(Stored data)
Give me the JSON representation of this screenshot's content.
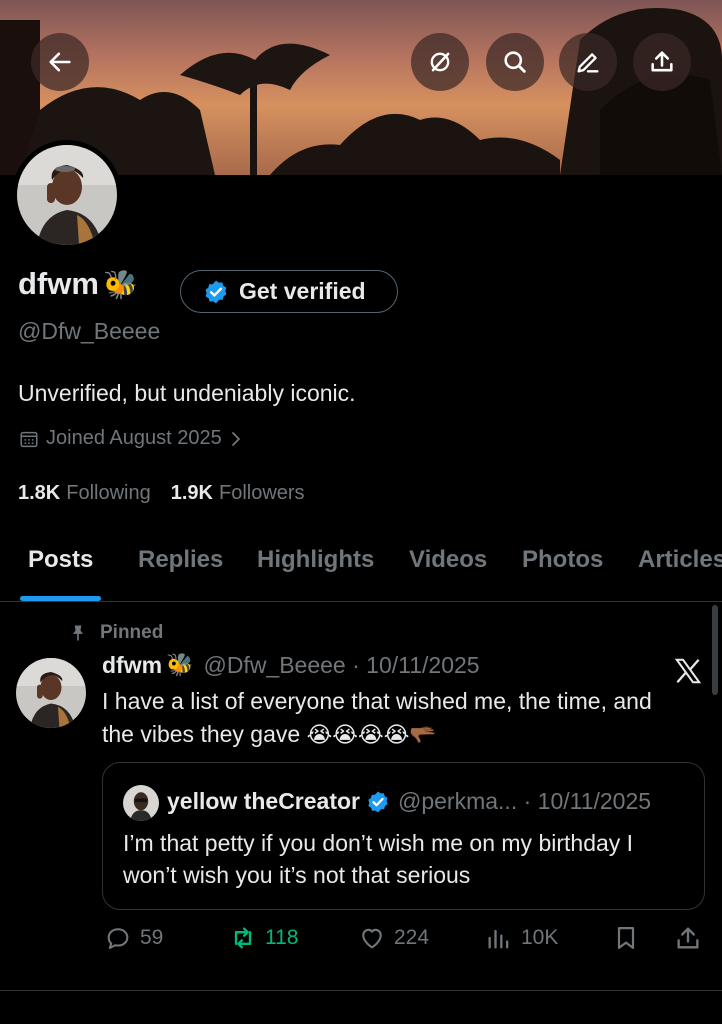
{
  "header": {
    "back_icon": "arrow-left-icon",
    "action_icons": [
      "grok-icon",
      "search-icon",
      "edit-icon",
      "share-icon"
    ]
  },
  "profile": {
    "display_name": "dfwm",
    "name_emoji": "🐝",
    "get_verified_label": "Get verified",
    "handle": "@Dfw_Beeee",
    "bio": "Unverified, but undeniably iconic.",
    "joined": "Joined August 2025",
    "following_count": "1.8K",
    "following_label": "Following",
    "followers_count": "1.9K",
    "followers_label": "Followers"
  },
  "tabs": [
    {
      "label": "Posts",
      "active": true
    },
    {
      "label": "Replies",
      "active": false
    },
    {
      "label": "Highlights",
      "active": false
    },
    {
      "label": "Videos",
      "active": false
    },
    {
      "label": "Photos",
      "active": false
    },
    {
      "label": "Articles",
      "active": false
    }
  ],
  "pinned_post": {
    "pinned_label": "Pinned",
    "author_name": "dfwm",
    "author_emoji": "🐝",
    "meta": "@Dfw_Beeee · 10/11/2025",
    "text_line1": "I have a list of everyone that wished me, the time, and",
    "text_line2": "the vibes they gave",
    "text_emojis": "😭😭😭😭🫳🏾",
    "quote": {
      "author_name": "yellow theCreator",
      "meta": "@perkma... · 10/11/2025",
      "text": "I’m that petty if you don’t wish me on my birthday I won’t wish you it’s not that serious"
    },
    "actions": {
      "replies": "59",
      "reposts": "118",
      "likes": "224",
      "views": "10K"
    }
  },
  "colors": {
    "accent": "#1d9bf0",
    "repost_active": "#00ba7c",
    "muted_text": "#71767b",
    "background": "#000000"
  }
}
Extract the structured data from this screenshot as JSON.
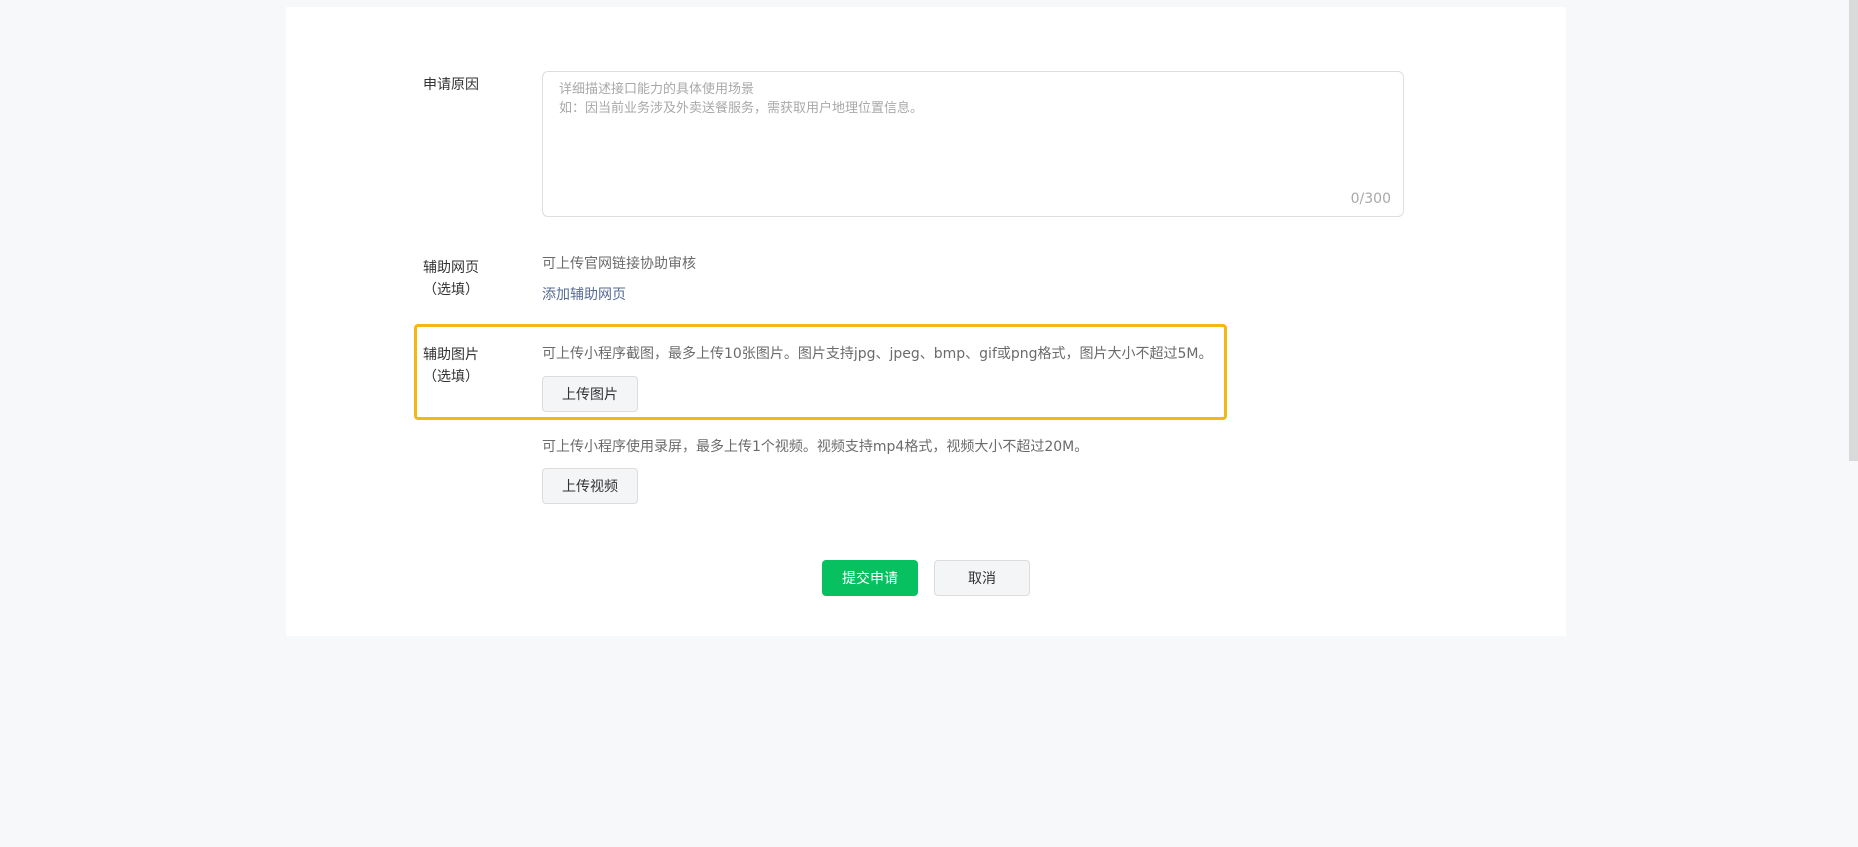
{
  "form": {
    "reason": {
      "label": "申请原因",
      "placeholder_line1": "详细描述接口能力的具体使用场景",
      "placeholder_line2": "如：因当前业务涉及外卖送餐服务，需获取用户地理位置信息。",
      "counter": "0/300"
    },
    "webpage": {
      "label": "辅助网页",
      "optional": "（选填）",
      "hint": "可上传官网链接协助审核",
      "add_link": "添加辅助网页"
    },
    "image": {
      "label": "辅助图片",
      "optional": "（选填）",
      "hint": "可上传小程序截图，最多上传10张图片。图片支持jpg、jpeg、bmp、gif或png格式，图片大小不超过5M。",
      "upload_button": "上传图片"
    },
    "video": {
      "hint": "可上传小程序使用录屏，最多上传1个视频。视频支持mp4格式，视频大小不超过20M。",
      "upload_button": "上传视频"
    }
  },
  "actions": {
    "submit": "提交申请",
    "cancel": "取消"
  },
  "colors": {
    "primary": "#07c160",
    "link": "#576b95",
    "highlight": "#f3b814"
  }
}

*WHAT NEEDS TO BE DONE:*
Restate the data above word for word. Do not include the images.

*REPLY:*
Give me the JSON representation of this screenshot's content.
{
  "header": {
    "back_icon": "arrow-left-icon",
    "action_icons": [
      "grok-icon",
      "search-icon",
      "edit-icon",
      "share-icon"
    ]
  },
  "profile": {
    "display_name": "dfwm",
    "name_emoji": "🐝",
    "get_verified_label": "Get verified",
    "handle": "@Dfw_Beeee",
    "bio": "Unverified, but undeniably iconic.",
    "joined": "Joined August 2025",
    "following_count": "1.8K",
    "following_label": "Following",
    "followers_count": "1.9K",
    "followers_label": "Followers"
  },
  "tabs": [
    {
      "label": "Posts",
      "active": true
    },
    {
      "label": "Replies",
      "active": false
    },
    {
      "label": "Highlights",
      "active": false
    },
    {
      "label": "Videos",
      "active": false
    },
    {
      "label": "Photos",
      "active": false
    },
    {
      "label": "Articles",
      "active": false
    }
  ],
  "pinned_post": {
    "pinned_label": "Pinned",
    "author_name": "dfwm",
    "author_emoji": "🐝",
    "meta": "@Dfw_Beeee · 10/11/2025",
    "text_line1": "I have a list of everyone that wished me, the time, and",
    "text_line2": "the vibes they gave",
    "text_emojis": "😭😭😭😭🫳🏾",
    "quote": {
      "author_name": "yellow theCreator",
      "meta": "@perkma... · 10/11/2025",
      "text": "I’m that petty if you don’t wish me on my birthday I won’t wish you it’s not that serious"
    },
    "actions": {
      "replies": "59",
      "reposts": "118",
      "likes": "224",
      "views": "10K"
    }
  },
  "colors": {
    "accent": "#1d9bf0",
    "repost_active": "#00ba7c",
    "muted_text": "#71767b",
    "background": "#000000"
  }
}
Extract the structured data from this screenshot as JSON.
{
  "form": {
    "reason": {
      "label": "申请原因",
      "placeholder_line1": "详细描述接口能力的具体使用场景",
      "placeholder_line2": "如：因当前业务涉及外卖送餐服务，需获取用户地理位置信息。",
      "counter": "0/300"
    },
    "webpage": {
      "label": "辅助网页",
      "optional": "（选填）",
      "hint": "可上传官网链接协助审核",
      "add_link": "添加辅助网页"
    },
    "image": {
      "label": "辅助图片",
      "optional": "（选填）",
      "hint": "可上传小程序截图，最多上传10张图片。图片支持jpg、jpeg、bmp、gif或png格式，图片大小不超过5M。",
      "upload_button": "上传图片"
    },
    "video": {
      "hint": "可上传小程序使用录屏，最多上传1个视频。视频支持mp4格式，视频大小不超过20M。",
      "upload_button": "上传视频"
    }
  },
  "actions": {
    "submit": "提交申请",
    "cancel": "取消"
  },
  "colors": {
    "primary": "#07c160",
    "link": "#576b95",
    "highlight": "#f3b814"
  }
}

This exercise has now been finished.